» **SHORT EXERCISE**
Set down each entry exactly as given; pictures should not appear in the copy.
########################################
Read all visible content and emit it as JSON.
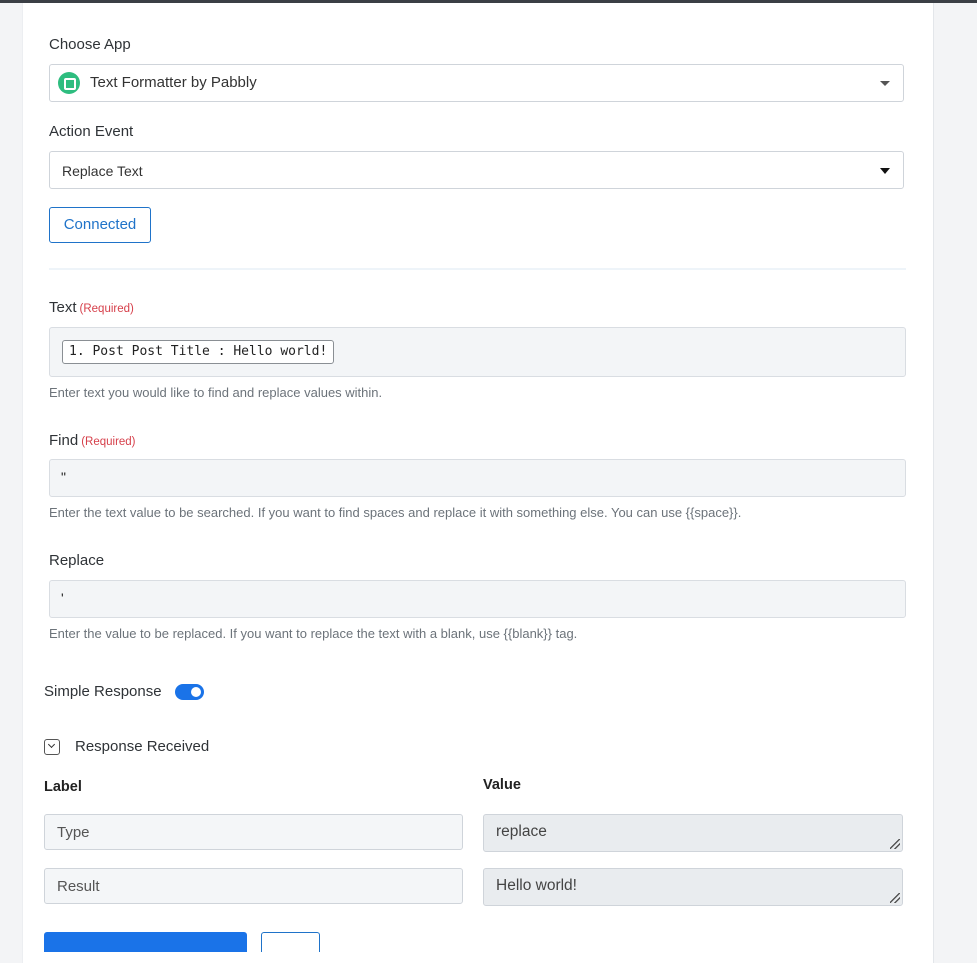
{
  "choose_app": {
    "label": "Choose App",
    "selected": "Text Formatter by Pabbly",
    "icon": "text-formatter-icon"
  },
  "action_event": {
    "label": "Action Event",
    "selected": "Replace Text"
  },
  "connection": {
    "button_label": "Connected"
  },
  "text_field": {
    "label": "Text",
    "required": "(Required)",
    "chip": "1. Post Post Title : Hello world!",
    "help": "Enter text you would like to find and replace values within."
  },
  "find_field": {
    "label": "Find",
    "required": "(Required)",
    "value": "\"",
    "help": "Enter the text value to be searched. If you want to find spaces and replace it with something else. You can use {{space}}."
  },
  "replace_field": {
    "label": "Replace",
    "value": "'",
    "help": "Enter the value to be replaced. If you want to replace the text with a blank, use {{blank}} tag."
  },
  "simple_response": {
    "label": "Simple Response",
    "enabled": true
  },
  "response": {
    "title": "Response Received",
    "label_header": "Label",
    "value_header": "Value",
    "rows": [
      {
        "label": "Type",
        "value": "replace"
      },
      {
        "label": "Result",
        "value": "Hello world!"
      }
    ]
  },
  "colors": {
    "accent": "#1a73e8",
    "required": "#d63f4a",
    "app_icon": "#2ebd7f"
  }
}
########################################
» **OUTPUT OF THE TASK**
Read all visible content and emit it as JSON.
{
  "choose_app": {
    "label": "Choose App",
    "selected": "Text Formatter by Pabbly",
    "icon": "text-formatter-icon"
  },
  "action_event": {
    "label": "Action Event",
    "selected": "Replace Text"
  },
  "connection": {
    "button_label": "Connected"
  },
  "text_field": {
    "label": "Text",
    "required": "(Required)",
    "chip": "1. Post Post Title : Hello world!",
    "help": "Enter text you would like to find and replace values within."
  },
  "find_field": {
    "label": "Find",
    "required": "(Required)",
    "value": "\"",
    "help": "Enter the text value to be searched. If you want to find spaces and replace it with something else. You can use {{space}}."
  },
  "replace_field": {
    "label": "Replace",
    "value": "'",
    "help": "Enter the value to be replaced. If you want to replace the text with a blank, use {{blank}} tag."
  },
  "simple_response": {
    "label": "Simple Response",
    "enabled": true
  },
  "response": {
    "title": "Response Received",
    "label_header": "Label",
    "value_header": "Value",
    "rows": [
      {
        "label": "Type",
        "value": "replace"
      },
      {
        "label": "Result",
        "value": "Hello world!"
      }
    ]
  },
  "colors": {
    "accent": "#1a73e8",
    "required": "#d63f4a",
    "app_icon": "#2ebd7f"
  }
}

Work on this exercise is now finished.